**TASK TO CARRY OUT:** Identify the lines bearing the string "name" and gather them.

**DATA LISTING:**
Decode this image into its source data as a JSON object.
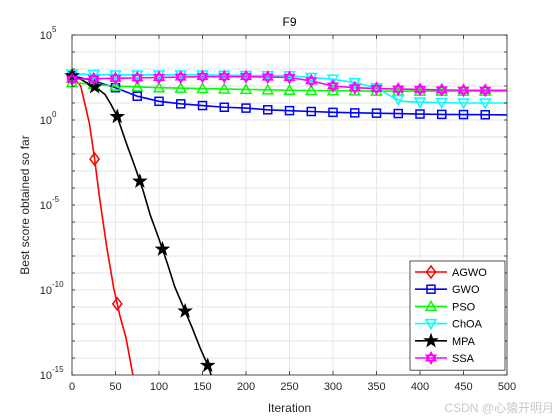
{
  "chart_data": {
    "type": "line",
    "title": "F9",
    "xlabel": "Iteration",
    "ylabel": "Best score obtained so far",
    "xlim": [
      0,
      500
    ],
    "ylim_log10": [
      -15,
      5
    ],
    "yscale": "log",
    "grid": true,
    "legend_position": "bottom-right",
    "x_ticks": [
      "0",
      "50",
      "100",
      "150",
      "200",
      "250",
      "300",
      "350",
      "400",
      "450",
      "500"
    ],
    "y_ticks": [
      {
        "exp": "5",
        "pow": 5
      },
      {
        "exp": "0",
        "pow": 0
      },
      {
        "exp": "-5",
        "pow": -5
      },
      {
        "exp": "-10",
        "pow": -10
      },
      {
        "exp": "-15",
        "pow": -15
      }
    ],
    "series": [
      {
        "name": "AGWO",
        "color": "#ff0000",
        "marker": "diamond",
        "points": [
          [
            0,
            2.6
          ],
          [
            10,
            2.0
          ],
          [
            20,
            -0.2
          ],
          [
            26,
            -2.3
          ],
          [
            32,
            -4.7
          ],
          [
            40,
            -7.5
          ],
          [
            48,
            -9.9
          ],
          [
            55,
            -11.5
          ],
          [
            62,
            -12.8
          ],
          [
            70,
            -15.0
          ]
        ],
        "marker_x": [
          0,
          26,
          52
        ]
      },
      {
        "name": "GWO",
        "color": "#0000ff",
        "marker": "square",
        "points": [
          [
            0,
            2.6
          ],
          [
            25,
            2.3
          ],
          [
            50,
            1.9
          ],
          [
            75,
            1.4
          ],
          [
            100,
            1.1
          ],
          [
            125,
            0.95
          ],
          [
            150,
            0.85
          ],
          [
            175,
            0.75
          ],
          [
            200,
            0.7
          ],
          [
            225,
            0.6
          ],
          [
            250,
            0.55
          ],
          [
            275,
            0.5
          ],
          [
            300,
            0.45
          ],
          [
            325,
            0.42
          ],
          [
            350,
            0.4
          ],
          [
            375,
            0.38
          ],
          [
            400,
            0.35
          ],
          [
            425,
            0.33
          ],
          [
            450,
            0.32
          ],
          [
            475,
            0.31
          ],
          [
            500,
            0.3
          ]
        ],
        "marker_x": [
          0,
          25,
          50,
          75,
          100,
          125,
          150,
          175,
          200,
          225,
          250,
          275,
          300,
          325,
          350,
          375,
          400,
          425,
          450,
          475
        ]
      },
      {
        "name": "PSO",
        "color": "#00ff00",
        "marker": "triangle-up",
        "points": [
          [
            0,
            2.2
          ],
          [
            25,
            2.1
          ],
          [
            50,
            2.0
          ],
          [
            100,
            1.9
          ],
          [
            150,
            1.85
          ],
          [
            200,
            1.8
          ],
          [
            250,
            1.75
          ],
          [
            300,
            1.72
          ],
          [
            350,
            1.7
          ],
          [
            400,
            1.7
          ],
          [
            450,
            1.7
          ],
          [
            500,
            1.7
          ]
        ],
        "marker_x": [
          0,
          25,
          50,
          75,
          100,
          125,
          150,
          175,
          200,
          225,
          250,
          275,
          300,
          325,
          350,
          375,
          400,
          425,
          450,
          475
        ]
      },
      {
        "name": "ChOA",
        "color": "#00ffff",
        "marker": "triangle-down",
        "points": [
          [
            0,
            2.7
          ],
          [
            50,
            2.65
          ],
          [
            100,
            2.65
          ],
          [
            150,
            2.65
          ],
          [
            200,
            2.62
          ],
          [
            250,
            2.6
          ],
          [
            275,
            2.5
          ],
          [
            300,
            2.4
          ],
          [
            325,
            2.2
          ],
          [
            350,
            1.9
          ],
          [
            370,
            1.3
          ],
          [
            380,
            1.1
          ],
          [
            400,
            1.05
          ],
          [
            450,
            1.0
          ],
          [
            500,
            1.0
          ]
        ],
        "marker_x": [
          0,
          25,
          50,
          75,
          100,
          125,
          150,
          175,
          200,
          225,
          250,
          275,
          300,
          325,
          350,
          375,
          400,
          425,
          450,
          475
        ]
      },
      {
        "name": "MPA",
        "color": "#000000",
        "marker": "star",
        "points": [
          [
            0,
            2.6
          ],
          [
            10,
            2.4
          ],
          [
            20,
            2.1
          ],
          [
            28,
            1.9
          ],
          [
            38,
            1.5
          ],
          [
            45,
            0.9
          ],
          [
            52,
            0.2
          ],
          [
            62,
            -1.3
          ],
          [
            72,
            -2.7
          ],
          [
            82,
            -4.2
          ],
          [
            90,
            -5.6
          ],
          [
            100,
            -7.0
          ],
          [
            110,
            -8.5
          ],
          [
            118,
            -9.8
          ],
          [
            128,
            -11.0
          ],
          [
            138,
            -12.2
          ],
          [
            148,
            -13.5
          ],
          [
            155,
            -14.3
          ],
          [
            160,
            -15.0
          ]
        ],
        "marker_x": [
          0,
          26,
          52,
          78,
          104,
          130,
          156
        ]
      },
      {
        "name": "SSA",
        "color": "#ff00ff",
        "marker": "hexagram",
        "points": [
          [
            0,
            2.4
          ],
          [
            50,
            2.45
          ],
          [
            100,
            2.5
          ],
          [
            150,
            2.55
          ],
          [
            200,
            2.55
          ],
          [
            250,
            2.5
          ],
          [
            275,
            2.3
          ],
          [
            300,
            2.0
          ],
          [
            325,
            1.9
          ],
          [
            350,
            1.85
          ],
          [
            400,
            1.8
          ],
          [
            450,
            1.75
          ],
          [
            500,
            1.75
          ]
        ],
        "marker_x": [
          0,
          25,
          50,
          75,
          100,
          125,
          150,
          175,
          200,
          225,
          250,
          275,
          300,
          325,
          350,
          375,
          400,
          425,
          450,
          475
        ]
      }
    ]
  },
  "watermark": "CSDN @心猿开明月"
}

**CORRECT RESULT:**
        "name": "AGWO",
        "name": "GWO",
        "name": "PSO",
        "name": "ChOA",
        "name": "MPA",
        "name": "SSA",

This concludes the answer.